▸ Objetivo del ejercicio: Según el texto sobre el deterioro ambiental, ¿de cuántos gobiernos sería probablemente utópico sincronizar los intereses? Responda con una oración breve, por favor.

▸ Texto proporcionado:

El mundo está pendiente porque es materia grave: dónde y de qué vivirá la especie, impreparada, o peor, desentendida de cuidar su residencia terrestre. Un París herido alberga actualización de capacidad y más que todo de voluntad ante deterioro ambiental generalizado, del cual el climático provoca desastres cotidianos. De paso deberá comprobarse si la globalidad cuenta con institucionalidad para desafíos como este, o el bélico, el financiero, la droga, en los que la humanidad arriesga bienestar. Es probable que sincronizar intereses de 195 gobiernos sea tarea utópica, los poderosos, los más reticentes a perturbar el consumismo de sus electores, en alza la voracidad al respecto en los emergentes. Supondría regular la productividad, sujeto efectivo hoy de la historia por eso descerebrada e inmoral, en cuestión al tiempo reparto de responsabilidad entre pudientes y atrasados, desigual uso energético en China que en áreas preindustriales africanas.

Las cifras alrededor son elocuentes sobre incremento de la emergencia frente a lentitud del remedio. Aludido directamente el combustible, que compromete guerra, economía, ecología, la paradoja, la tecnología al tiempo culpable y solución. Está al alcance energía limpia o posibilidad de purificar la atmósfera, su implementación obstaculizada por intereses económicos por encima de decisión nacional e internacional. El sofisma es que un país no pueda disminuir su calidad de vida regulando su productividad, cuando esa cualidad significa producción inteligente y medioambiente sano; hoy hay aglomeraciones donde se necesita máscara, gasolina en vez de oxígeno, como la calle real capitalina de un país en manos del bus y exportador de petróleo, carbón, madera, donde de nuevo asoma el racionamiento de energía y el alza en la tarifa pone en aprietos al Gobierno, escasez de lluvia, aviso perentorio de la naturaleza. El calentamiento global es otro daño apenas en la disyuntiva falsa entre crecimiento irremisible o sostenible, este también rentable, lo real, privatización de la ganancia para unas industrias al costo de socialización del daño a cargo de las poblaciones, al final, si manda la política y si la economía respeta su nombre de ley de la casa.

[Entradas de datos almacenadas]
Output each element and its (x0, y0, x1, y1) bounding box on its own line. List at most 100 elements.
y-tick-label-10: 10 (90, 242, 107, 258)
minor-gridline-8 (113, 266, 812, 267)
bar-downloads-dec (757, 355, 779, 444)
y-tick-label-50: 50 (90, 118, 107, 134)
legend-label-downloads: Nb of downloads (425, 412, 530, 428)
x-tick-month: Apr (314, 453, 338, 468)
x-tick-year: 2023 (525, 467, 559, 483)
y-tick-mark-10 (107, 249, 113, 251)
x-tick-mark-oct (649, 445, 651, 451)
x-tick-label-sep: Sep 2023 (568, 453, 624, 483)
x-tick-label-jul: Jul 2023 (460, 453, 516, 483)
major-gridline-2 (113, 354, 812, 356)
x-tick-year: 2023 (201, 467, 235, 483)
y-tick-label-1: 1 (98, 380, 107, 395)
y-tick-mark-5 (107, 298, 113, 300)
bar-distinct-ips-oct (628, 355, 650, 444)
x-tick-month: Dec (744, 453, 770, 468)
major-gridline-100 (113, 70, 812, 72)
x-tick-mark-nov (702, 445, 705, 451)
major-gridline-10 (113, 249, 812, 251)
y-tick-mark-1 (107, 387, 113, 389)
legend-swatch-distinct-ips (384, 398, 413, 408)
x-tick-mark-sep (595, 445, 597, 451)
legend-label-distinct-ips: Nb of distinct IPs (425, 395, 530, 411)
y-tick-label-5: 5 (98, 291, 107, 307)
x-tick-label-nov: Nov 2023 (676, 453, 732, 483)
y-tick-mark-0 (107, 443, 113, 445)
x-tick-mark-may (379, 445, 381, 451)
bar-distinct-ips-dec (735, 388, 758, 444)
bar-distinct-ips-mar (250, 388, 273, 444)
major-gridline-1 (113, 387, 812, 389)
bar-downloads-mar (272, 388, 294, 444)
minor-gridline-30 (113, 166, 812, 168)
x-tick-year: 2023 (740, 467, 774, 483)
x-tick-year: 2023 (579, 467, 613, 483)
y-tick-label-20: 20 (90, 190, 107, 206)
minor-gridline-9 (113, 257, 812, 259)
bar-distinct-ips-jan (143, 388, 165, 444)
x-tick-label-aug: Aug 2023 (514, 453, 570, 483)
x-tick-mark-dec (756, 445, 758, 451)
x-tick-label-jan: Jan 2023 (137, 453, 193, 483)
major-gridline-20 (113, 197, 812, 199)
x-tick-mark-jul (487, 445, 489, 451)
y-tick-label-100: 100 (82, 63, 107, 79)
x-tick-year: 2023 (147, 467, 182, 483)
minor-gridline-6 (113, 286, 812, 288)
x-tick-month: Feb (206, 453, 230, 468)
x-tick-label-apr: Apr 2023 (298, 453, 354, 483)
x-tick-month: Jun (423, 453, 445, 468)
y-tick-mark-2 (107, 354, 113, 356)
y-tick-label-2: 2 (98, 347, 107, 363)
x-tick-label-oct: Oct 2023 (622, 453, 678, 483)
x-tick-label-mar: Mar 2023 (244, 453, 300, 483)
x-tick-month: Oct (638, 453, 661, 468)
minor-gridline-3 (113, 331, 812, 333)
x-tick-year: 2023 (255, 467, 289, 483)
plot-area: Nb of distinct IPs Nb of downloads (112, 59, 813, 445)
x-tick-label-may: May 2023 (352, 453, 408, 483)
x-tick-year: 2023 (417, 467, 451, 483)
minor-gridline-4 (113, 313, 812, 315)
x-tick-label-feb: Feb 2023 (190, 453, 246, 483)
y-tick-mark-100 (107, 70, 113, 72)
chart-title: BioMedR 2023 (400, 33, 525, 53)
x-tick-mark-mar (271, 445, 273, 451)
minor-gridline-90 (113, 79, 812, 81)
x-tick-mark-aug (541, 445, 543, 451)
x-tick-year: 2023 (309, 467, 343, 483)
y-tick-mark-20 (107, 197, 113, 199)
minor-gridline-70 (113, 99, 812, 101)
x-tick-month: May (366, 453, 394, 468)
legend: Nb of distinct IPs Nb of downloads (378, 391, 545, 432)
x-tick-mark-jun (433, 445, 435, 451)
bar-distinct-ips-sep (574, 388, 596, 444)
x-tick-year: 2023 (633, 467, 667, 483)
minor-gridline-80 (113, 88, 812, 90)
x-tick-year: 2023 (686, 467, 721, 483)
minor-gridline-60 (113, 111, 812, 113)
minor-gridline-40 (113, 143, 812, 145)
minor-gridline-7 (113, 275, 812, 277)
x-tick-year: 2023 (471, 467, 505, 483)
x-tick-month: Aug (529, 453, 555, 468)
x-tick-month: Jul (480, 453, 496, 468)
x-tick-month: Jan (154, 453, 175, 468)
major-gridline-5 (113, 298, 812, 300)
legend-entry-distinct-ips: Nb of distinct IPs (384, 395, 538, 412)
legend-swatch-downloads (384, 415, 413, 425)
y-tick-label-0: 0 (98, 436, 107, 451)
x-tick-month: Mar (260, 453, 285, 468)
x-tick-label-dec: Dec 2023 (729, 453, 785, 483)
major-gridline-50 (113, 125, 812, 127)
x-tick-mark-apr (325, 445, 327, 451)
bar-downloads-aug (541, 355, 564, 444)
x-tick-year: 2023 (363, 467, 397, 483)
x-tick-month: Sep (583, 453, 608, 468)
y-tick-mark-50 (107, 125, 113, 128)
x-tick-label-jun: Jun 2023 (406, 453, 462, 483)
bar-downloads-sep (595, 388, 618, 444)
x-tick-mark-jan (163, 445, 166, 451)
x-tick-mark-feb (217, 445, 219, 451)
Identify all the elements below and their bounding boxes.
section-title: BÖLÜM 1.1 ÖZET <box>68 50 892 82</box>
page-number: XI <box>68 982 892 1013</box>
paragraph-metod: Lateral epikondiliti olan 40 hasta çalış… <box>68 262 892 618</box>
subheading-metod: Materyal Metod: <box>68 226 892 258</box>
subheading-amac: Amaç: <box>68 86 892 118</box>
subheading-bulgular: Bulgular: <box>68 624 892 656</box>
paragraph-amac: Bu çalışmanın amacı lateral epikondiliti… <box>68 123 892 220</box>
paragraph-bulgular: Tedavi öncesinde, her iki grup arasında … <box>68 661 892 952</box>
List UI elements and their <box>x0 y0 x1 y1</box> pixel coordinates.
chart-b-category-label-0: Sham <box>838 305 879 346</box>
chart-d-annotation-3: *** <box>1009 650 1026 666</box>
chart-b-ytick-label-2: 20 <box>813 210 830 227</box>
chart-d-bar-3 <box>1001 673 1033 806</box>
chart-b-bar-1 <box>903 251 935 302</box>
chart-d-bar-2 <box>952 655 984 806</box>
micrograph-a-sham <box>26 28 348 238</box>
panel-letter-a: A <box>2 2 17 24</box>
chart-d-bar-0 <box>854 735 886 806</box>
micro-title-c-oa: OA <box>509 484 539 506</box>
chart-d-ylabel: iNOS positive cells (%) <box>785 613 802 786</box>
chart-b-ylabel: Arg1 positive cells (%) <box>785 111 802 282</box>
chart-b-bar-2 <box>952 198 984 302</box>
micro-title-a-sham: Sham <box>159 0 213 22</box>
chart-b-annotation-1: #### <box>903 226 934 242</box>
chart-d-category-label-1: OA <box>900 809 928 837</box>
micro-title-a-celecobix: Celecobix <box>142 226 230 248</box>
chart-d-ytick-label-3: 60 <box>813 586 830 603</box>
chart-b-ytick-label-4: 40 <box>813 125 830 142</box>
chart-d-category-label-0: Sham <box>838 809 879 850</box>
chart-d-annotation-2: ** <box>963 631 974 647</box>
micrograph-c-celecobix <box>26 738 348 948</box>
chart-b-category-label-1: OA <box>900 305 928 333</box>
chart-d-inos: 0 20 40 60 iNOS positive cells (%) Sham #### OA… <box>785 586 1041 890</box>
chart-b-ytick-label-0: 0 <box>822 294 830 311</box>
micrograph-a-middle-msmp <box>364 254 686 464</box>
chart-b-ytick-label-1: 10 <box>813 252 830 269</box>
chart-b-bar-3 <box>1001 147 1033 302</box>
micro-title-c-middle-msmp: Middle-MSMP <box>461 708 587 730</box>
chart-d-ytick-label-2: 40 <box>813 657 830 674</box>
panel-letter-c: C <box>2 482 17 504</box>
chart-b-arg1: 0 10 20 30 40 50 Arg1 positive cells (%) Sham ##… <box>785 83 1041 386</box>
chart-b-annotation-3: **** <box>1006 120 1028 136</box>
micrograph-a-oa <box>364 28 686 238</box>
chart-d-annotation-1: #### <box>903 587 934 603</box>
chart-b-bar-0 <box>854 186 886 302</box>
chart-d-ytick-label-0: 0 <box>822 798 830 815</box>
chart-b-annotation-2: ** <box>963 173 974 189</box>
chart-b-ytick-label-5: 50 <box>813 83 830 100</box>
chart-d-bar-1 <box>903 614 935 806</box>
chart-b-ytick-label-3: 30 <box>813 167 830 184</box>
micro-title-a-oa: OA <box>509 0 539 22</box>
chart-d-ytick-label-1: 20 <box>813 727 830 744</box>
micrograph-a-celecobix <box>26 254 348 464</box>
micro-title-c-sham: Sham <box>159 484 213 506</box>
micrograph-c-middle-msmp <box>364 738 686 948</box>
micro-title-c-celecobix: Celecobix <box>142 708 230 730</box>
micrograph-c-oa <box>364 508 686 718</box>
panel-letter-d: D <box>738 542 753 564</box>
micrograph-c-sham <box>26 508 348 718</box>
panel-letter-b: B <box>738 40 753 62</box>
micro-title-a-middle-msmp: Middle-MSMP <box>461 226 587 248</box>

▸ Solución del ejercicio: De 195 gobiernos.